What is being asked:
Exactly as they appear, output all of the entries.

_ _ _ _

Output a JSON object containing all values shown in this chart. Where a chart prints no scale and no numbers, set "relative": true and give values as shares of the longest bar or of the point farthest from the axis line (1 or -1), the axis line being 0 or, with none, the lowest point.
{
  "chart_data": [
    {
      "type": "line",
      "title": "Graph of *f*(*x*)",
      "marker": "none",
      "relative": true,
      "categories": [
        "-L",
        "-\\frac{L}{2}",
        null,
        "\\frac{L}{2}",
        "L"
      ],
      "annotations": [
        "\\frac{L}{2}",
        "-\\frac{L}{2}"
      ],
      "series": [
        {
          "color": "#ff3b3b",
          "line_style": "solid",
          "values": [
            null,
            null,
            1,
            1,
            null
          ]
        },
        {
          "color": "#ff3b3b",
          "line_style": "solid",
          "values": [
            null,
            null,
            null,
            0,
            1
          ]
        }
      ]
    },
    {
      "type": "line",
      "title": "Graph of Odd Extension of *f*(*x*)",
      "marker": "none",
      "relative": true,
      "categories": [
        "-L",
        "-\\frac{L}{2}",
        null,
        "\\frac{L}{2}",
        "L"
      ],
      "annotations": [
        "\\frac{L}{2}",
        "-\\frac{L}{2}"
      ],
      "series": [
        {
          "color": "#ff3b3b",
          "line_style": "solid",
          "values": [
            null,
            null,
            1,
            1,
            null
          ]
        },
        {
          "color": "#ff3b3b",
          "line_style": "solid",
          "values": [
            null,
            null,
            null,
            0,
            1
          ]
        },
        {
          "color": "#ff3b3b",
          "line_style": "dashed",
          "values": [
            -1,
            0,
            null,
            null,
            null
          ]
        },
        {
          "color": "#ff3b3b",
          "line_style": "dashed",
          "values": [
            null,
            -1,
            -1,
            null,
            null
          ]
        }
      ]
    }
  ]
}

_ _ _ _

Completed exercise:
Output a JSON object containing all values shown in this chart. Where a chart prints no scale and no numbers, set "relative": true and give values as shares of the longest bar or of the point farthest from the axis line (1 or -1), the axis line being 0 or, with none, the lowest point.
{
  "chart_data": [
    {
      "type": "line",
      "title": "Graph of *f*(*x*)",
      "marker": "none",
      "relative": true,
      "categories": [
        "-L",
        "-\\frac{L}{2}",
        null,
        "\\frac{L}{2}",
        "L"
      ],
      "annotations": [
        "\\frac{L}{2}",
        "-\\frac{L}{2}"
      ],
      "series": [
        {
          "color": "#ff3b3b",
          "line_style": "solid",
          "values": [
            null,
            null,
            1,
            1,
            null
          ]
        },
        {
          "color": "#ff3b3b",
          "line_style": "solid",
          "values": [
            null,
            null,
            null,
            0,
            1
          ]
        }
      ]
    },
    {
      "type": "line",
      "title": "Graph of Odd Extension of *f*(*x*)",
      "marker": "none",
      "relative": true,
      "categories": [
        "-L",
        "-\\frac{L}{2}",
        null,
        "\\frac{L}{2}",
        "L"
      ],
      "annotations": [
        "\\frac{L}{2}",
        "-\\frac{L}{2}"
      ],
      "series": [
        {
          "color": "#ff3b3b",
          "line_style": "solid",
          "values": [
            null,
            null,
            1,
            1,
            null
          ]
        },
        {
          "color": "#ff3b3b",
          "line_style": "solid",
          "values": [
            null,
            null,
            null,
            0,
            1
          ]
        },
        {
          "color": "#ff3b3b",
          "line_style": "dashed",
          "values": [
            -1,
            0,
            null,
            null,
            null
          ]
        },
        {
          "color": "#ff3b3b",
          "line_style": "dashed",
          "values": [
            null,
            -1,
            -1,
            null,
            null
          ]
        }
      ]
    }
  ]
}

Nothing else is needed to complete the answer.